◆ **TASK INSTRUCTIONS**
Show every line where "Antal" occurs.

◆ **SOURCE DATA**
+-------+
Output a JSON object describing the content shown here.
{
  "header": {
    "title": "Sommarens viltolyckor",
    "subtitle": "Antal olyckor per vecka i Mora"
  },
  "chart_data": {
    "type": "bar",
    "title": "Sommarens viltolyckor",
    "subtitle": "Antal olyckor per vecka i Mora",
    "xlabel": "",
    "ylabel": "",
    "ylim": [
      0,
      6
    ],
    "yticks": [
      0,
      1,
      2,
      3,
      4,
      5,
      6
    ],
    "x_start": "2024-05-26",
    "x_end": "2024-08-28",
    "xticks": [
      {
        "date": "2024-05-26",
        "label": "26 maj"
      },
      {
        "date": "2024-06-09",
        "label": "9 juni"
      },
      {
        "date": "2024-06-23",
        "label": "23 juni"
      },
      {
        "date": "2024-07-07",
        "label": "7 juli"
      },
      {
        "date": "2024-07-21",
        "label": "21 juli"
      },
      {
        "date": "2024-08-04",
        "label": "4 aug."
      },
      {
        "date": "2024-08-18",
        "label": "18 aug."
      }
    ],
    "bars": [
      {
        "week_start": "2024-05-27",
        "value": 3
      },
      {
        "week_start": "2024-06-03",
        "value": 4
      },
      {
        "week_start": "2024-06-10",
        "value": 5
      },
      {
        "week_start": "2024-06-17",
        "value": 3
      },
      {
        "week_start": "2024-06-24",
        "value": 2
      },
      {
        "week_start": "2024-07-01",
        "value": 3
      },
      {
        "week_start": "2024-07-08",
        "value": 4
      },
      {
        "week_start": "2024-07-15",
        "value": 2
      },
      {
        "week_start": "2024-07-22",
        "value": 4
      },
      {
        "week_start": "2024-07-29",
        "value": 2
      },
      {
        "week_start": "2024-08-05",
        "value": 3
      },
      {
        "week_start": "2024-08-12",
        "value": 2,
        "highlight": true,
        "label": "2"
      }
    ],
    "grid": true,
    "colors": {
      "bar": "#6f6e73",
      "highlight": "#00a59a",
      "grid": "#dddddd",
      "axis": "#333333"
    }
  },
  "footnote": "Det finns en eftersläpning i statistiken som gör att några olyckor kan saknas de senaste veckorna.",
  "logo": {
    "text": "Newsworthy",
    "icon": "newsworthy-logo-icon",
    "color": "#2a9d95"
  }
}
+-------+
◆ **TASK OUTPUT**
    "subtitle": "Antal olyckor per vecka i Mora"
    "subtitle": "Antal olyckor per vecka i Mora",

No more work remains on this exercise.